GOAL OF THE EXERCISE
Select from the records below every line that has the word "hybrid" in it.

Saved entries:
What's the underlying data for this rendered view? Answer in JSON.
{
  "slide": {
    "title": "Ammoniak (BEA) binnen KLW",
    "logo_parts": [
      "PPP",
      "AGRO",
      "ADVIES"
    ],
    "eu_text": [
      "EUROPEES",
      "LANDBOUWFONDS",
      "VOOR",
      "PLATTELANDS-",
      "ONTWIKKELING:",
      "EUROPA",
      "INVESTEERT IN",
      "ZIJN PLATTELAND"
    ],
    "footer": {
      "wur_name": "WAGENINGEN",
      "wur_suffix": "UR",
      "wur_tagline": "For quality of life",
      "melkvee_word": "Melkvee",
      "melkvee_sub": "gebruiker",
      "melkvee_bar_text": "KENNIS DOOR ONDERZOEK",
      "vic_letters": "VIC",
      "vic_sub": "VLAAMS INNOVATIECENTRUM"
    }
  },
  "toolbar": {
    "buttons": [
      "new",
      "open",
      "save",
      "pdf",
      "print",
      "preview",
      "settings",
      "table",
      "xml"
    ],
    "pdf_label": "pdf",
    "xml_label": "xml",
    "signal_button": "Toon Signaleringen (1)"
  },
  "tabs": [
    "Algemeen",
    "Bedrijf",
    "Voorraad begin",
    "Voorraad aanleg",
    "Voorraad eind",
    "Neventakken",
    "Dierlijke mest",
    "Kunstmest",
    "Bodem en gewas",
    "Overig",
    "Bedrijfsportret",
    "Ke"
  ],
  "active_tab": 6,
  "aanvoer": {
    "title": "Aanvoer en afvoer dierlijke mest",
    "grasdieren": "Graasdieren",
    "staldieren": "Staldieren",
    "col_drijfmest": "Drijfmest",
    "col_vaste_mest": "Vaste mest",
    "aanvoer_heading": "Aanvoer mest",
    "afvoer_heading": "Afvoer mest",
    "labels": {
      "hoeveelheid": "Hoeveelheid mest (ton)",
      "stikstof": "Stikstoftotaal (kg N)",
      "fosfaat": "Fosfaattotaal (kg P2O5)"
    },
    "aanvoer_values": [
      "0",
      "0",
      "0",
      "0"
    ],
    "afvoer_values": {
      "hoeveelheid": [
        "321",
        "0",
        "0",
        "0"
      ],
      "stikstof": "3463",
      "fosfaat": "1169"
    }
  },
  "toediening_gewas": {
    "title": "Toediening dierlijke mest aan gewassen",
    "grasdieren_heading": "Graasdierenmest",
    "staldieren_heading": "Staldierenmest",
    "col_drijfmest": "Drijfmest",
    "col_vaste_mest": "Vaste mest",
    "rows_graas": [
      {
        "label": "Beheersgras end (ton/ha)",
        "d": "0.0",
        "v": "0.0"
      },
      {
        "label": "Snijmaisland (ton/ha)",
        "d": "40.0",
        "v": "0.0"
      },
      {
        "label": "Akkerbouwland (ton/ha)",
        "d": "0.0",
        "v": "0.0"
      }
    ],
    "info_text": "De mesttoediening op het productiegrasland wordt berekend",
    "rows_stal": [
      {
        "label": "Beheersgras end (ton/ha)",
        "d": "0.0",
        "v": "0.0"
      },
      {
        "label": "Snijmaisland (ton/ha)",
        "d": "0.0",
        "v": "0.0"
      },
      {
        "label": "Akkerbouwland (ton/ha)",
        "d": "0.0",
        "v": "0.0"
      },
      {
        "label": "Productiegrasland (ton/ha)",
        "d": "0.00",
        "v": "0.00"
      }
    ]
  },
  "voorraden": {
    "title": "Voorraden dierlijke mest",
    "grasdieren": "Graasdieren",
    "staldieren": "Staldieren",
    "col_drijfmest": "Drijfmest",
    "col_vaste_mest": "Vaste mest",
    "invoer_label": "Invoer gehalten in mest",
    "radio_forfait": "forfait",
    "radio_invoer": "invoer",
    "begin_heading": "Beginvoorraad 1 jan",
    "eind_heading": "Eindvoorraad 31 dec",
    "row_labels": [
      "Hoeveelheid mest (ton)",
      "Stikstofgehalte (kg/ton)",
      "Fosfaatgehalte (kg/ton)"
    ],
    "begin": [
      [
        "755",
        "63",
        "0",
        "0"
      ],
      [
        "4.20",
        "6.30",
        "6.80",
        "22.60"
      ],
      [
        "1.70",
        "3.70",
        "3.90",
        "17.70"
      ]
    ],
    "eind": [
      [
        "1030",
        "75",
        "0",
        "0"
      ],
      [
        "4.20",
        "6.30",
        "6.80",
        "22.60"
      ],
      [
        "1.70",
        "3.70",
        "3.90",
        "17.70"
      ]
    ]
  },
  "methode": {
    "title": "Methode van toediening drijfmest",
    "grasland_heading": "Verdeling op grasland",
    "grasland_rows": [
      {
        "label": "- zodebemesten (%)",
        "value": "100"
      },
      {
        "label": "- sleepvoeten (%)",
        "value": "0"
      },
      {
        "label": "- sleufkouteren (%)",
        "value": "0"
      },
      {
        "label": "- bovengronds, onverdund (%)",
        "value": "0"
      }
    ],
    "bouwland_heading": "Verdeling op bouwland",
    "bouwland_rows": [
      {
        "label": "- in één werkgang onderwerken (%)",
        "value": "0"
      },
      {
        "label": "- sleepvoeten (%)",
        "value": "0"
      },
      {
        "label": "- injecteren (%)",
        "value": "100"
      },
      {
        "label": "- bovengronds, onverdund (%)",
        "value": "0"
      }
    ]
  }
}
--
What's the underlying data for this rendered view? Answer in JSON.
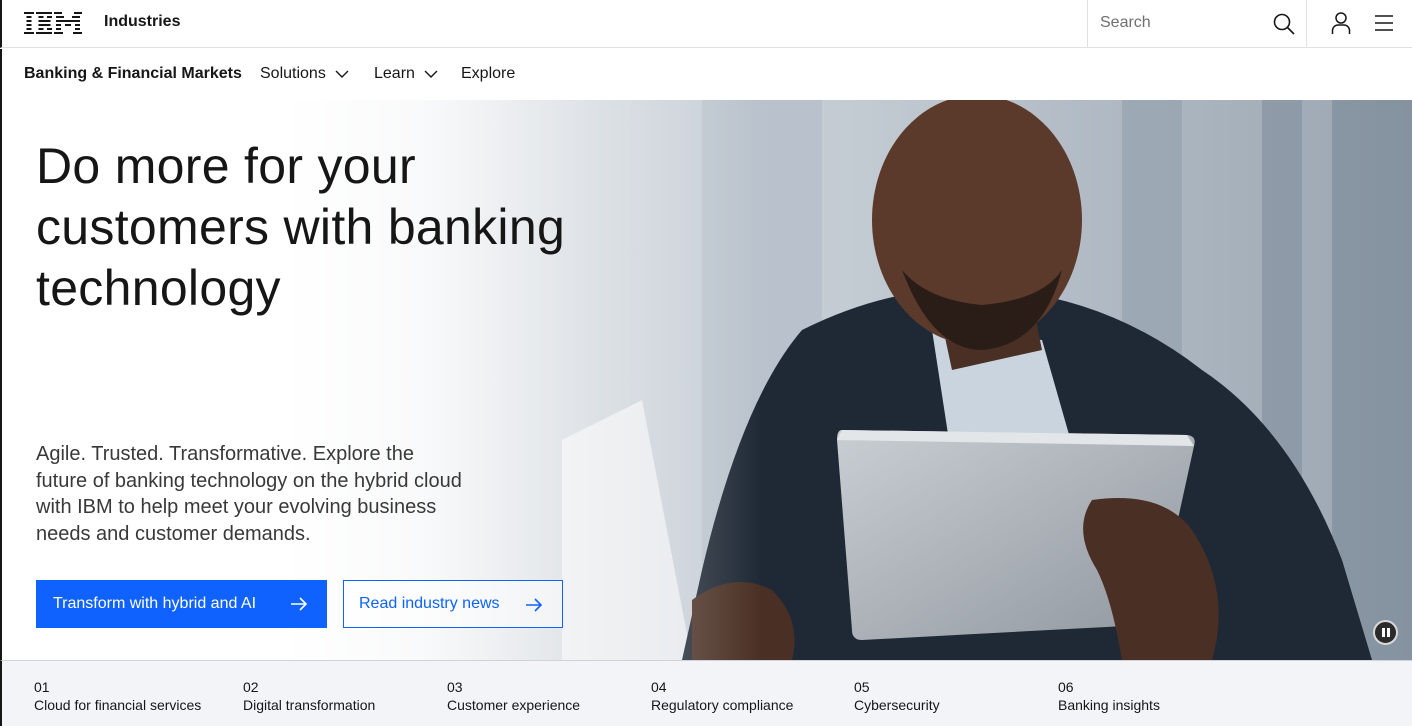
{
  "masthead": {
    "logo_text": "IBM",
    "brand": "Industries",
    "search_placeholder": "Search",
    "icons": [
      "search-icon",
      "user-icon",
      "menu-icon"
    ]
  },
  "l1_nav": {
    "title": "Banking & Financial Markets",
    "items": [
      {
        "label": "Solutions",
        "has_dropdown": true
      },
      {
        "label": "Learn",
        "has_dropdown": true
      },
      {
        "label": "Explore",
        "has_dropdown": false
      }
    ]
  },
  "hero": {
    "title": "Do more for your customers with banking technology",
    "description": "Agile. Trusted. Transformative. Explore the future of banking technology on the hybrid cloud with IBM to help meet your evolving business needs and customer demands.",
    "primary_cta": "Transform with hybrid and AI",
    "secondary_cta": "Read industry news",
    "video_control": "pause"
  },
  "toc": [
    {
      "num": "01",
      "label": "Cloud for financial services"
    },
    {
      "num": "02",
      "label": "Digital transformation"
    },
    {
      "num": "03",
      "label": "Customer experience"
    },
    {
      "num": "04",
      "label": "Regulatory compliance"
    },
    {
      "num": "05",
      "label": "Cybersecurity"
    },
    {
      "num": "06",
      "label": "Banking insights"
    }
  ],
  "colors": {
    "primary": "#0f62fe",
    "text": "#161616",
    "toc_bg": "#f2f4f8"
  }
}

RESPONSE TO THE EXERCISE
    "description": "Agile. Trusted. Transformative. Explore the future of banking technology on the hybrid cloud with IBM to help meet your evolving business needs and customer demands.",
    "primary_cta": "Transform with hybrid and AI",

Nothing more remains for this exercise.